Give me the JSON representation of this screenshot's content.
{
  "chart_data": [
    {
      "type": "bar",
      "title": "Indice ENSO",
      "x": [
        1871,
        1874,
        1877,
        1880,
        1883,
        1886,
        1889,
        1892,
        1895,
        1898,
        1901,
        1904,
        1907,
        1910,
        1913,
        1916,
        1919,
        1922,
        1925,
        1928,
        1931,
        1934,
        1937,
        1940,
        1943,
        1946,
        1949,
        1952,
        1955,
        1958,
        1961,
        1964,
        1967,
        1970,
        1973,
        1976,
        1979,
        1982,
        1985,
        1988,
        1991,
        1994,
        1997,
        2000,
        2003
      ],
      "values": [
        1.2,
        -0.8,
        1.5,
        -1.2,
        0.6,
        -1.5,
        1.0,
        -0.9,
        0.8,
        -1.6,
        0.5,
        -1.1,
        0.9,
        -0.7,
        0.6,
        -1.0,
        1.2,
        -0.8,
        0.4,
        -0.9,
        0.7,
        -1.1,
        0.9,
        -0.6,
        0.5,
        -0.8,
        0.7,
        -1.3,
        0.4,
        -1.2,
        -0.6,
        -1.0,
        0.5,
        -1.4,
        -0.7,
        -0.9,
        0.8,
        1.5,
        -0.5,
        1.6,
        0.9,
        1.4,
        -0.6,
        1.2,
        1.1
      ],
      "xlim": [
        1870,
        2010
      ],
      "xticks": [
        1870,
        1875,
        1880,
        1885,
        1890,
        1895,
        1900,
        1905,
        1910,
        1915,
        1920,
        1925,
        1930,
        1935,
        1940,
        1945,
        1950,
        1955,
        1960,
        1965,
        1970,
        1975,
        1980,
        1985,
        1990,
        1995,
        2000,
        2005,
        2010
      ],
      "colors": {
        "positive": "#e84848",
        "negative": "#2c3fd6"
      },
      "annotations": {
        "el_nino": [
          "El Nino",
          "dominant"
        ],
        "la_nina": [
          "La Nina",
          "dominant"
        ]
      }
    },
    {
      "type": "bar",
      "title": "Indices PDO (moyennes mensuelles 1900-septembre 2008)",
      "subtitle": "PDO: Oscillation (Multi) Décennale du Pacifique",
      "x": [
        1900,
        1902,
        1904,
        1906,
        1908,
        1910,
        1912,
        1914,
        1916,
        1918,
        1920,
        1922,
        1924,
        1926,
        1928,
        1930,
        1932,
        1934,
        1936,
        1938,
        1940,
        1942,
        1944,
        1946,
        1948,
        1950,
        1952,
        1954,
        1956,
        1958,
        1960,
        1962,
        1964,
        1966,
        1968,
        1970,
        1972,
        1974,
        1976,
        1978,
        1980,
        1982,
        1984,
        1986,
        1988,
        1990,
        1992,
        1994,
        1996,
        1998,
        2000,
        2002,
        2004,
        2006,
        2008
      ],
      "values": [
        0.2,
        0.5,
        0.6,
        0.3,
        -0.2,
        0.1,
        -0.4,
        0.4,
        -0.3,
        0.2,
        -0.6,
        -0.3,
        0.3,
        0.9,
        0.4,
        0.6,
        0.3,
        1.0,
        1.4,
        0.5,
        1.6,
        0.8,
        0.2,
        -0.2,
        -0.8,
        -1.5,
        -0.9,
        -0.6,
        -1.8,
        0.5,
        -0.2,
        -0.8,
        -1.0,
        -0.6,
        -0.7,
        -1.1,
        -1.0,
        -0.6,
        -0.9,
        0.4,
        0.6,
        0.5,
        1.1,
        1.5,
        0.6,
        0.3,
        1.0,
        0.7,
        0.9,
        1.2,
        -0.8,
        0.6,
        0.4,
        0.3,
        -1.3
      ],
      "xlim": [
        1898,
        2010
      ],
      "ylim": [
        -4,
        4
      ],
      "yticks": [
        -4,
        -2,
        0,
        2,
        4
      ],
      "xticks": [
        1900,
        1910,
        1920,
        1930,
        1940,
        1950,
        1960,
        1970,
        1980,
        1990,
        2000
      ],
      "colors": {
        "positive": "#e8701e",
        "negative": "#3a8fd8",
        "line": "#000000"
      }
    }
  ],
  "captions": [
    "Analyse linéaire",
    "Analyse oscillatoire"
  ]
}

□ □ □ □ □ □ □

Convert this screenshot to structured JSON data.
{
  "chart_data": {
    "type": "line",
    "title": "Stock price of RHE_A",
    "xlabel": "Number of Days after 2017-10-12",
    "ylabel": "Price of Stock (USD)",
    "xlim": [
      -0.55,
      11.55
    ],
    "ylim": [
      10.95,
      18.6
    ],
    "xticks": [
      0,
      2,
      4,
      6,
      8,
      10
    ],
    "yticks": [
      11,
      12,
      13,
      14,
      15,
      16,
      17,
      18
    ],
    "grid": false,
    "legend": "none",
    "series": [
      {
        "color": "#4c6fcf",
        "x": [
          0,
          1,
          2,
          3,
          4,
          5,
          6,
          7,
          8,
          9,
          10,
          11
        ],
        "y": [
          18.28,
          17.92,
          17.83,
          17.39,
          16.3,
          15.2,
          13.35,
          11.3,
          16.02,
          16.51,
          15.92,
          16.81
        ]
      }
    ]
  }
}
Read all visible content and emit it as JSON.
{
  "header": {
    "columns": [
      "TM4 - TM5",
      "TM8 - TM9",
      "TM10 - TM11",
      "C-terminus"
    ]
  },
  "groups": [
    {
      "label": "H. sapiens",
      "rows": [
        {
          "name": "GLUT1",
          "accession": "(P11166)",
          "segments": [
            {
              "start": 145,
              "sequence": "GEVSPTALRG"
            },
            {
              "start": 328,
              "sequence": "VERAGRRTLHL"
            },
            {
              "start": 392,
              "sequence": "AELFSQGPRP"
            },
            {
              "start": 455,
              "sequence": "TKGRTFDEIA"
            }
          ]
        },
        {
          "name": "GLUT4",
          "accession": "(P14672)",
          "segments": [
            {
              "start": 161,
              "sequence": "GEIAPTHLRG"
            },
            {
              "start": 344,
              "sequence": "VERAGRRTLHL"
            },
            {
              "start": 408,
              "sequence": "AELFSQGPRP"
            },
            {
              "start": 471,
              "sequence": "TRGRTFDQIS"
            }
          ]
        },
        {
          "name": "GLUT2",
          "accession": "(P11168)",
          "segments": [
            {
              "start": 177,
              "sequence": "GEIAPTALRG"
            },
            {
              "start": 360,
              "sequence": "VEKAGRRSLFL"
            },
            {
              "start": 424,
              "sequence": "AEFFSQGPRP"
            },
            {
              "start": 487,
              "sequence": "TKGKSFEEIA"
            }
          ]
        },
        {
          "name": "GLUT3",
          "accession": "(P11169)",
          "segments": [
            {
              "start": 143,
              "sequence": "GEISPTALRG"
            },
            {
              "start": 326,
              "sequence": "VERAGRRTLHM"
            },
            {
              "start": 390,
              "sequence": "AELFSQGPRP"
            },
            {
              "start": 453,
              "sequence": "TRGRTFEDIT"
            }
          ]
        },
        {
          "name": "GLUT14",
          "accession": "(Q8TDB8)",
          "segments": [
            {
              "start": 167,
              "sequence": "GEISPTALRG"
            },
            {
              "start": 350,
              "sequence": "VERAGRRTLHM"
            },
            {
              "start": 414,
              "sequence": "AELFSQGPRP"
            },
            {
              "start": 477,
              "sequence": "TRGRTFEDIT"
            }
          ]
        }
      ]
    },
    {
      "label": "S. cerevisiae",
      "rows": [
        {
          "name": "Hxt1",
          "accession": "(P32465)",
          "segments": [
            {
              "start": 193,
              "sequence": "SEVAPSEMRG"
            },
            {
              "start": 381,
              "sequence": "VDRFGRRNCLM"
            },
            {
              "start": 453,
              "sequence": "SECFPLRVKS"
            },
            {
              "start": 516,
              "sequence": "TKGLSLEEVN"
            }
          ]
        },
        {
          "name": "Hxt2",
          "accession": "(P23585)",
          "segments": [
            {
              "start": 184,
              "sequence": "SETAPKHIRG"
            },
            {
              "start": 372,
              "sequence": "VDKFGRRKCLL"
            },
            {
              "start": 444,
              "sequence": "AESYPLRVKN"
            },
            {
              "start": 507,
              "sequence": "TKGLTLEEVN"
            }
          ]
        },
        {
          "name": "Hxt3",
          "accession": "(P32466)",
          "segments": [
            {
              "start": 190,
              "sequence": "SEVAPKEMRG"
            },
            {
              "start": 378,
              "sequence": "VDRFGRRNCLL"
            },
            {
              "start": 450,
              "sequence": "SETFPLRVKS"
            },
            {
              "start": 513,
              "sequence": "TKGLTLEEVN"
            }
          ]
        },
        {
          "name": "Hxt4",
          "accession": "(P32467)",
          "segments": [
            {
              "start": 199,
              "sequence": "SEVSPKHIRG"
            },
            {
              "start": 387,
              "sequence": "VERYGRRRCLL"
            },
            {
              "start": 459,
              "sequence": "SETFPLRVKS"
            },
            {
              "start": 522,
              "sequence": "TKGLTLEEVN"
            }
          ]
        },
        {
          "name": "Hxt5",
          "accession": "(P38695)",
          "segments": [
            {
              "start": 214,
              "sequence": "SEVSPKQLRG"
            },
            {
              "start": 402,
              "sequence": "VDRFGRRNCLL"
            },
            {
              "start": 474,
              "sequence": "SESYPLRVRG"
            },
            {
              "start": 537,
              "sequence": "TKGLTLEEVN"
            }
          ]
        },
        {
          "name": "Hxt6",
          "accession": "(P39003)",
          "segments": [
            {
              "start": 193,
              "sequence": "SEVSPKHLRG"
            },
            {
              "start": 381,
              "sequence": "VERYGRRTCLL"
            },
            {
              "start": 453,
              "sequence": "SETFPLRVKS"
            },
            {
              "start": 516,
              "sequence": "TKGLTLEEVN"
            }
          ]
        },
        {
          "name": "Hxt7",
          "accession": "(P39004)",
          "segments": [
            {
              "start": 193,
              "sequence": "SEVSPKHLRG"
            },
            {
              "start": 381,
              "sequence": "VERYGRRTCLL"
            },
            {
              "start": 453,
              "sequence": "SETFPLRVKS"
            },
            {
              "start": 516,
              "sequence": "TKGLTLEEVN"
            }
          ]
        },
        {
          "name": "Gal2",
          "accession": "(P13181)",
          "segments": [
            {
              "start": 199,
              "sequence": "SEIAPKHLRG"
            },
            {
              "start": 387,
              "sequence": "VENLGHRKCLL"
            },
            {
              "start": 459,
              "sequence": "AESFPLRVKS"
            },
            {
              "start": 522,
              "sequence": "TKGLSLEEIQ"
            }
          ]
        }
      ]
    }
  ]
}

□ □ □ □ □ □ □

Aim of the exercise: Copy each line of the records above that carries the word "screenshot".

Solved exercise:
Give me the JSON representation of this screenshot's content.
Convert this screenshot to structured JSON data.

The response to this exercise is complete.